WORK TO COMPLETE: Each line of the material must be repeated precisely, with the pictures left out.

Extracted data entries:
— begin —
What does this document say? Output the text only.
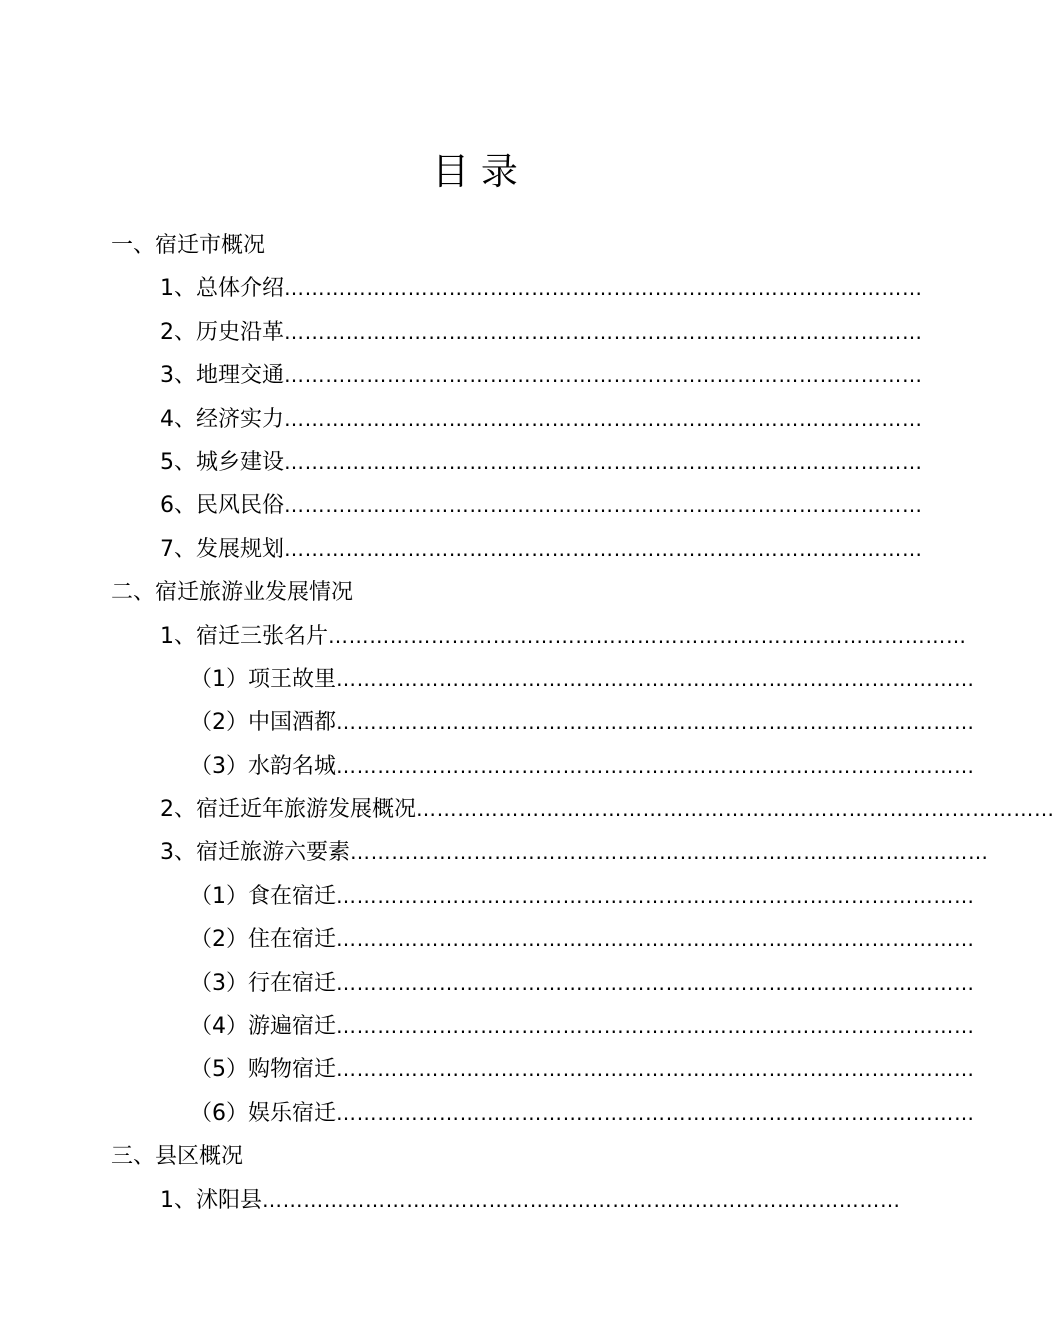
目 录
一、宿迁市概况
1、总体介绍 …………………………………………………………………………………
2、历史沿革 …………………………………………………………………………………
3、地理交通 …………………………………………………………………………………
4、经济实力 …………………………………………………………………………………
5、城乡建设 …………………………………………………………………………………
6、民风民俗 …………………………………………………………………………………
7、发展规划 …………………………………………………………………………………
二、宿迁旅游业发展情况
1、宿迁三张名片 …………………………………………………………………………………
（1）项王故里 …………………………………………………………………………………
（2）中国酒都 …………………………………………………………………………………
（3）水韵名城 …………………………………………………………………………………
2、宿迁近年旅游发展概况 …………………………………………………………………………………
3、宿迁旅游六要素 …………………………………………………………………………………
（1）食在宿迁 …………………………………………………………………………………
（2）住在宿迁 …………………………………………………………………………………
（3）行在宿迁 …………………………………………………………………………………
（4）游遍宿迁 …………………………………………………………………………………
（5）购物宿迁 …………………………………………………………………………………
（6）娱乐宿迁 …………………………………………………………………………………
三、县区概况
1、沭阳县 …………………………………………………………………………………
— end —
REPLY:
What does this document say? Output the text only.
目 录
一、宿迁市概况
1、总体介绍 …………………………………………………………………………………
2、历史沿革 …………………………………………………………………………………
3、地理交通 …………………………………………………………………………………
4、经济实力 …………………………………………………………………………………
5、城乡建设 …………………………………………………………………………………
6、民风民俗 …………………………………………………………………………………
7、发展规划 …………………………………………………………………………………
二、宿迁旅游业发展情况
1、宿迁三张名片 …………………………………………………………………………………
（1）项王故里 …………………………………………………………………………………
（2）中国酒都 …………………………………………………………………………………
（3）水韵名城 …………………………………………………………………………………
2、宿迁近年旅游发展概况 …………………………………………………………………………………
3、宿迁旅游六要素 …………………………………………………………………………………
（1）食在宿迁 …………………………………………………………………………………
（2）住在宿迁 …………………………………………………………………………………
（3）行在宿迁 …………………………………………………………………………………
（4）游遍宿迁 …………………………………………………………………………………
（5）购物宿迁 …………………………………………………………………………………
（6）娱乐宿迁 …………………………………………………………………………………
三、县区概况
1、沭阳县 …………………………………………………………………………………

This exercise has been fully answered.